▶ MATERIAL TO PROCESS
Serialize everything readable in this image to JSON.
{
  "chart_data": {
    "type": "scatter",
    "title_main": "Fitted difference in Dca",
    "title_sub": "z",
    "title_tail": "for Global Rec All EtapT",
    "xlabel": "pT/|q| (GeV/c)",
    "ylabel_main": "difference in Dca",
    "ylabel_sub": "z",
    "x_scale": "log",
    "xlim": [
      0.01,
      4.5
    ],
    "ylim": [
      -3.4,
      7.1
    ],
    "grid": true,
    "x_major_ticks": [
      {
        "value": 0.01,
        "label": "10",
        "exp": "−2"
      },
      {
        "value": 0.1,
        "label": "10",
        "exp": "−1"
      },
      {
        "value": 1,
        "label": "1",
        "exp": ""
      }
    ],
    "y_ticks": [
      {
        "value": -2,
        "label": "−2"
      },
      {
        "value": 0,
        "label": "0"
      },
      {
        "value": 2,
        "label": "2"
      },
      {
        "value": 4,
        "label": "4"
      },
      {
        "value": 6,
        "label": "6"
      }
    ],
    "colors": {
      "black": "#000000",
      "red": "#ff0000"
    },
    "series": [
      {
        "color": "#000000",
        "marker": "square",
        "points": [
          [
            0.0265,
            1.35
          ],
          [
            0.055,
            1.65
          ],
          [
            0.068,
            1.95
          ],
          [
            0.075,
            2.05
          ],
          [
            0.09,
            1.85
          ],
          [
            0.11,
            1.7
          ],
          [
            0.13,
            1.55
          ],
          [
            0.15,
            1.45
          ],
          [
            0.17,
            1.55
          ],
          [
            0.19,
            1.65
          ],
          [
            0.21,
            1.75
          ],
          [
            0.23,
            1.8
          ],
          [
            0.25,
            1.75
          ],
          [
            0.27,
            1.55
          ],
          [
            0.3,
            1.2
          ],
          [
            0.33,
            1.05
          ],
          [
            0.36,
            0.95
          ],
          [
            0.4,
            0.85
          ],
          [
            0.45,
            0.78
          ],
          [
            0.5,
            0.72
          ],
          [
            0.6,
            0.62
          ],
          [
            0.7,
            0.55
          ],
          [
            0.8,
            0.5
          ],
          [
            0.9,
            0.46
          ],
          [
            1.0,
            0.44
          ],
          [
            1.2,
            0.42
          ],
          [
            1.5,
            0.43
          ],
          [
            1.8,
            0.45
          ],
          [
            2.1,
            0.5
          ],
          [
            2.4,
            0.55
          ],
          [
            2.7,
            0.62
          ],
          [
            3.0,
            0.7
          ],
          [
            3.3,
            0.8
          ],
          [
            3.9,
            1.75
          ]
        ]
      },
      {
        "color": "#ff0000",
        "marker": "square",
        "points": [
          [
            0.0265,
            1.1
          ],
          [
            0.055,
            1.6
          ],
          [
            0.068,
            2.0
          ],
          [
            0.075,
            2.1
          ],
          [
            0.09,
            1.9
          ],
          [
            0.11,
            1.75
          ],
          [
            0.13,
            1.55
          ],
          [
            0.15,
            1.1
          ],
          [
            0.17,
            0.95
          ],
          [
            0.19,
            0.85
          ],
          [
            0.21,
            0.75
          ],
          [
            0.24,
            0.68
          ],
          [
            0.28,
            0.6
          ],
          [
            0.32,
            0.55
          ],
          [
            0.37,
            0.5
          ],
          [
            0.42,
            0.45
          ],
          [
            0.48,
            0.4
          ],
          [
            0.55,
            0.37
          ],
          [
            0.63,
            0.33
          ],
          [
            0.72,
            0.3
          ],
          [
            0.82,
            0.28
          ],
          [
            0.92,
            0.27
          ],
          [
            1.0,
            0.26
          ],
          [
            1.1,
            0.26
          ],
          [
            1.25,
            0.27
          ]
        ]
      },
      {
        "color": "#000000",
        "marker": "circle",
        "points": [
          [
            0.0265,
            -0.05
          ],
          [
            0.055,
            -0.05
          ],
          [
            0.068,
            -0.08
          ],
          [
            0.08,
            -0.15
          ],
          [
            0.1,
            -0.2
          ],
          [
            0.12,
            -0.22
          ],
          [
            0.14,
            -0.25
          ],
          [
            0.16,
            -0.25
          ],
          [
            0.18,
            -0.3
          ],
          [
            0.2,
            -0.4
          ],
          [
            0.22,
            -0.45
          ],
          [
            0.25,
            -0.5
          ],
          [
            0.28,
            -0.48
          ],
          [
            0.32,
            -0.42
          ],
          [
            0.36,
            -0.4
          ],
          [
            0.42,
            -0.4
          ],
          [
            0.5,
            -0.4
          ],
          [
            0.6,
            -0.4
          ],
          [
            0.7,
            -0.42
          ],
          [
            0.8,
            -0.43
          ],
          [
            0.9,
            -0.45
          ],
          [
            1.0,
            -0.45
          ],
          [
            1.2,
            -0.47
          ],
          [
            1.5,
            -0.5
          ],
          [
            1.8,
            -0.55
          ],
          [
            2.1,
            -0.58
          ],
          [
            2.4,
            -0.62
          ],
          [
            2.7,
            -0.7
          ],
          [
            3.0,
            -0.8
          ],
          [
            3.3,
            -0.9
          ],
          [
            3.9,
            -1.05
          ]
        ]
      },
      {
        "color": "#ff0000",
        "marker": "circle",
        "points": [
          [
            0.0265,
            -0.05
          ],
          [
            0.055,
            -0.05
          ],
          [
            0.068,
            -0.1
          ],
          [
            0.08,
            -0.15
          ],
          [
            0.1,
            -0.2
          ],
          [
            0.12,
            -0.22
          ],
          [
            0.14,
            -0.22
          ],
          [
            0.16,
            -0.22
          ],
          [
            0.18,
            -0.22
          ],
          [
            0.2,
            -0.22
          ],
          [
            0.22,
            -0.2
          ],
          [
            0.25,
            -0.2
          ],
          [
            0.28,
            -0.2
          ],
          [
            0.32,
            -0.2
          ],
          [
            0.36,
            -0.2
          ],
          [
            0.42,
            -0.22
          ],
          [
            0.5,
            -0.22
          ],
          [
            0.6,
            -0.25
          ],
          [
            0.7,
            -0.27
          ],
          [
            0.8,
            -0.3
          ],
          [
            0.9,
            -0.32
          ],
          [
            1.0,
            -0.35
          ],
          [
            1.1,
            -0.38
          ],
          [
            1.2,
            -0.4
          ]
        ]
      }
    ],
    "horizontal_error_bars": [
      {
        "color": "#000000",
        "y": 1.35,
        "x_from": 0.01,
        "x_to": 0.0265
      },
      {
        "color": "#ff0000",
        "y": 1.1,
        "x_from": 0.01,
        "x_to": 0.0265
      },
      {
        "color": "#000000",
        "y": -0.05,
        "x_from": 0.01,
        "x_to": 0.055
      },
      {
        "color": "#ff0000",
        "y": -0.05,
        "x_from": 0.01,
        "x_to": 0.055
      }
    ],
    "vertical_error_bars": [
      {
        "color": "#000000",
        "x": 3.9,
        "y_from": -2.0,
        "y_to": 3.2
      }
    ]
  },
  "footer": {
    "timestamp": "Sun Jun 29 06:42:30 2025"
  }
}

▶ GIVEN INSTRUCTION
Recopy the entries above exactly, with every line included.

▶ THE COMPLETED TASK
Serialize everything readable in this image to JSON.
{
  "chart_data": {
    "type": "scatter",
    "title_main": "Fitted difference in Dca",
    "title_sub": "z",
    "title_tail": "for Global Rec All EtapT",
    "xlabel": "pT/|q| (GeV/c)",
    "ylabel_main": "difference in Dca",
    "ylabel_sub": "z",
    "x_scale": "log",
    "xlim": [
      0.01,
      4.5
    ],
    "ylim": [
      -3.4,
      7.1
    ],
    "grid": true,
    "x_major_ticks": [
      {
        "value": 0.01,
        "label": "10",
        "exp": "−2"
      },
      {
        "value": 0.1,
        "label": "10",
        "exp": "−1"
      },
      {
        "value": 1,
        "label": "1",
        "exp": ""
      }
    ],
    "y_ticks": [
      {
        "value": -2,
        "label": "−2"
      },
      {
        "value": 0,
        "label": "0"
      },
      {
        "value": 2,
        "label": "2"
      },
      {
        "value": 4,
        "label": "4"
      },
      {
        "value": 6,
        "label": "6"
      }
    ],
    "colors": {
      "black": "#000000",
      "red": "#ff0000"
    },
    "series": [
      {
        "color": "#000000",
        "marker": "square",
        "points": [
          [
            0.0265,
            1.35
          ],
          [
            0.055,
            1.65
          ],
          [
            0.068,
            1.95
          ],
          [
            0.075,
            2.05
          ],
          [
            0.09,
            1.85
          ],
          [
            0.11,
            1.7
          ],
          [
            0.13,
            1.55
          ],
          [
            0.15,
            1.45
          ],
          [
            0.17,
            1.55
          ],
          [
            0.19,
            1.65
          ],
          [
            0.21,
            1.75
          ],
          [
            0.23,
            1.8
          ],
          [
            0.25,
            1.75
          ],
          [
            0.27,
            1.55
          ],
          [
            0.3,
            1.2
          ],
          [
            0.33,
            1.05
          ],
          [
            0.36,
            0.95
          ],
          [
            0.4,
            0.85
          ],
          [
            0.45,
            0.78
          ],
          [
            0.5,
            0.72
          ],
          [
            0.6,
            0.62
          ],
          [
            0.7,
            0.55
          ],
          [
            0.8,
            0.5
          ],
          [
            0.9,
            0.46
          ],
          [
            1.0,
            0.44
          ],
          [
            1.2,
            0.42
          ],
          [
            1.5,
            0.43
          ],
          [
            1.8,
            0.45
          ],
          [
            2.1,
            0.5
          ],
          [
            2.4,
            0.55
          ],
          [
            2.7,
            0.62
          ],
          [
            3.0,
            0.7
          ],
          [
            3.3,
            0.8
          ],
          [
            3.9,
            1.75
          ]
        ]
      },
      {
        "color": "#ff0000",
        "marker": "square",
        "points": [
          [
            0.0265,
            1.1
          ],
          [
            0.055,
            1.6
          ],
          [
            0.068,
            2.0
          ],
          [
            0.075,
            2.1
          ],
          [
            0.09,
            1.9
          ],
          [
            0.11,
            1.75
          ],
          [
            0.13,
            1.55
          ],
          [
            0.15,
            1.1
          ],
          [
            0.17,
            0.95
          ],
          [
            0.19,
            0.85
          ],
          [
            0.21,
            0.75
          ],
          [
            0.24,
            0.68
          ],
          [
            0.28,
            0.6
          ],
          [
            0.32,
            0.55
          ],
          [
            0.37,
            0.5
          ],
          [
            0.42,
            0.45
          ],
          [
            0.48,
            0.4
          ],
          [
            0.55,
            0.37
          ],
          [
            0.63,
            0.33
          ],
          [
            0.72,
            0.3
          ],
          [
            0.82,
            0.28
          ],
          [
            0.92,
            0.27
          ],
          [
            1.0,
            0.26
          ],
          [
            1.1,
            0.26
          ],
          [
            1.25,
            0.27
          ]
        ]
      },
      {
        "color": "#000000",
        "marker": "circle",
        "points": [
          [
            0.0265,
            -0.05
          ],
          [
            0.055,
            -0.05
          ],
          [
            0.068,
            -0.08
          ],
          [
            0.08,
            -0.15
          ],
          [
            0.1,
            -0.2
          ],
          [
            0.12,
            -0.22
          ],
          [
            0.14,
            -0.25
          ],
          [
            0.16,
            -0.25
          ],
          [
            0.18,
            -0.3
          ],
          [
            0.2,
            -0.4
          ],
          [
            0.22,
            -0.45
          ],
          [
            0.25,
            -0.5
          ],
          [
            0.28,
            -0.48
          ],
          [
            0.32,
            -0.42
          ],
          [
            0.36,
            -0.4
          ],
          [
            0.42,
            -0.4
          ],
          [
            0.5,
            -0.4
          ],
          [
            0.6,
            -0.4
          ],
          [
            0.7,
            -0.42
          ],
          [
            0.8,
            -0.43
          ],
          [
            0.9,
            -0.45
          ],
          [
            1.0,
            -0.45
          ],
          [
            1.2,
            -0.47
          ],
          [
            1.5,
            -0.5
          ],
          [
            1.8,
            -0.55
          ],
          [
            2.1,
            -0.58
          ],
          [
            2.4,
            -0.62
          ],
          [
            2.7,
            -0.7
          ],
          [
            3.0,
            -0.8
          ],
          [
            3.3,
            -0.9
          ],
          [
            3.9,
            -1.05
          ]
        ]
      },
      {
        "color": "#ff0000",
        "marker": "circle",
        "points": [
          [
            0.0265,
            -0.05
          ],
          [
            0.055,
            -0.05
          ],
          [
            0.068,
            -0.1
          ],
          [
            0.08,
            -0.15
          ],
          [
            0.1,
            -0.2
          ],
          [
            0.12,
            -0.22
          ],
          [
            0.14,
            -0.22
          ],
          [
            0.16,
            -0.22
          ],
          [
            0.18,
            -0.22
          ],
          [
            0.2,
            -0.22
          ],
          [
            0.22,
            -0.2
          ],
          [
            0.25,
            -0.2
          ],
          [
            0.28,
            -0.2
          ],
          [
            0.32,
            -0.2
          ],
          [
            0.36,
            -0.2
          ],
          [
            0.42,
            -0.22
          ],
          [
            0.5,
            -0.22
          ],
          [
            0.6,
            -0.25
          ],
          [
            0.7,
            -0.27
          ],
          [
            0.8,
            -0.3
          ],
          [
            0.9,
            -0.32
          ],
          [
            1.0,
            -0.35
          ],
          [
            1.1,
            -0.38
          ],
          [
            1.2,
            -0.4
          ]
        ]
      }
    ],
    "horizontal_error_bars": [
      {
        "color": "#000000",
        "y": 1.35,
        "x_from": 0.01,
        "x_to": 0.0265
      },
      {
        "color": "#ff0000",
        "y": 1.1,
        "x_from": 0.01,
        "x_to": 0.0265
      },
      {
        "color": "#000000",
        "y": -0.05,
        "x_from": 0.01,
        "x_to": 0.055
      },
      {
        "color": "#ff0000",
        "y": -0.05,
        "x_from": 0.01,
        "x_to": 0.055
      }
    ],
    "vertical_error_bars": [
      {
        "color": "#000000",
        "x": 3.9,
        "y_from": -2.0,
        "y_to": 3.2
      }
    ]
  },
  "footer": {
    "timestamp": "Sun Jun 29 06:42:30 2025"
  }
}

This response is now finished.